Stored records:
┌────────

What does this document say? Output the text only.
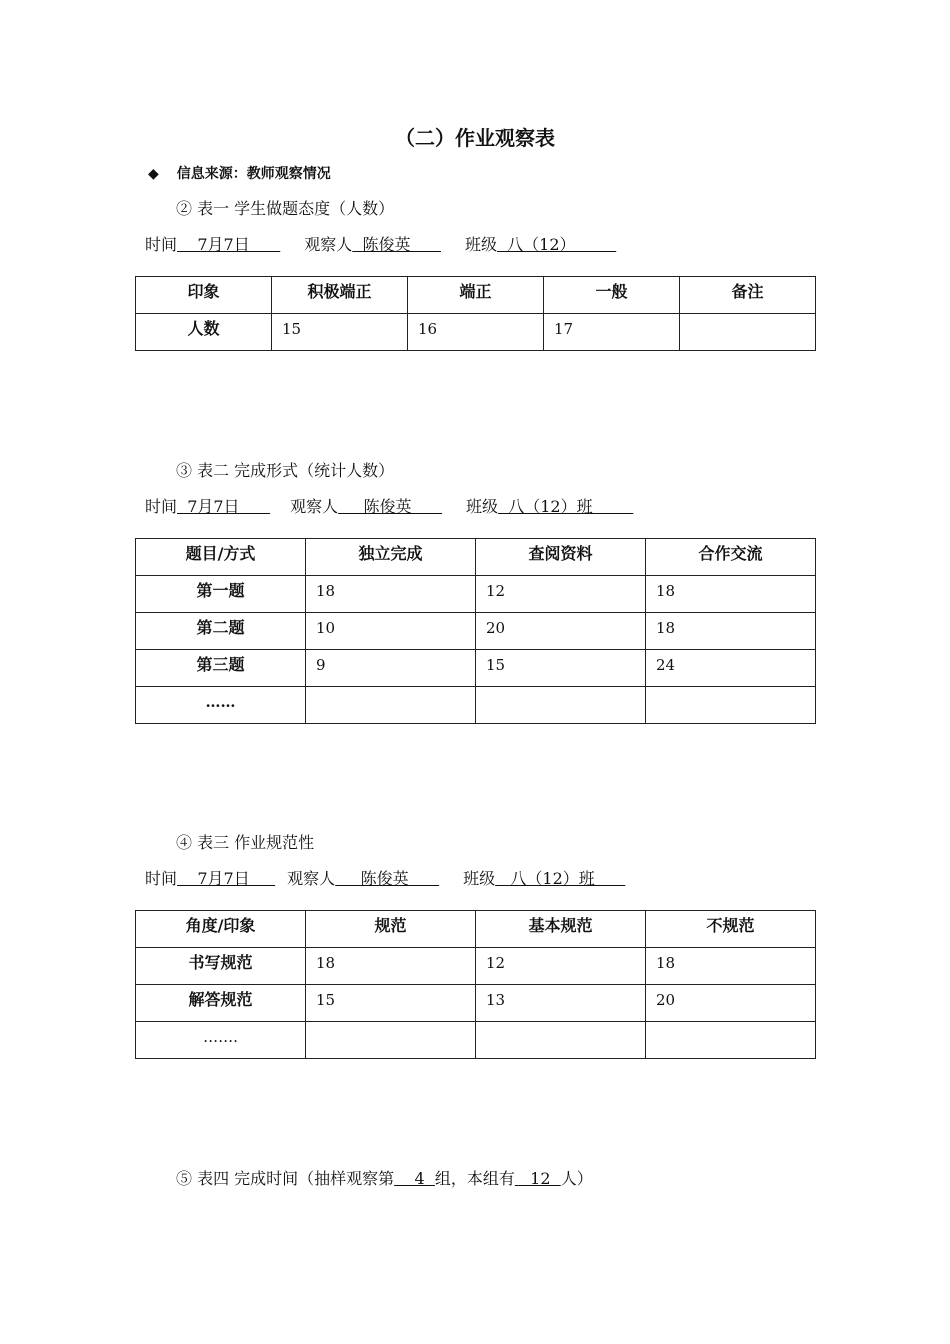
（二）作业观察表
◆ 信息来源：教师观察情况
② 表一 学生做题态度（人数）
时间    7月7日      观察人  陈俊英      班级  八（12）
印象	积极端正	端正	一般	备注
人数	15	16	17	
③ 表二 完成形式（统计人数）
时间  7月7日      观察人     陈俊英      班级  八（12）班
题目/方式	独立完成	查阅资料	合作交流
第一题	18	12	18
第二题	10	20	18
第三题	9	15	24
……			
④ 表三 作业规范性
时间    7月7日     观察人     陈俊英      班级   八（12）班
角度/印象	规范	基本规范	不规范
书写规范	18	12	18
解答规范	15	13	20
…….			
⑤ 表四 完成时间（抽样观察第    4  组，本组有   12  人）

└────────

Exercise brief >> Every entry must be transcribed exactly. Pictures do not belong in the copy.

Task output >>
What does this document say? Output the text only.
（二）作业观察表
◆ 信息来源：教师观察情况
② 表一 学生做题态度（人数）
时间    7月7日      观察人  陈俊英      班级  八（12）
印象	积极端正	端正	一般	备注
人数	15	16	17	
③ 表二 完成形式（统计人数）
时间  7月7日      观察人     陈俊英      班级  八（12）班
题目/方式	独立完成	查阅资料	合作交流
第一题	18	12	18
第二题	10	20	18
第三题	9	15	24
……			
④ 表三 作业规范性
时间    7月7日     观察人     陈俊英      班级   八（12）班
角度/印象	规范	基本规范	不规范
书写规范	18	12	18
解答规范	15	13	20
…….			
⑤ 表四 完成时间（抽样观察第    4  组，本组有   12  人）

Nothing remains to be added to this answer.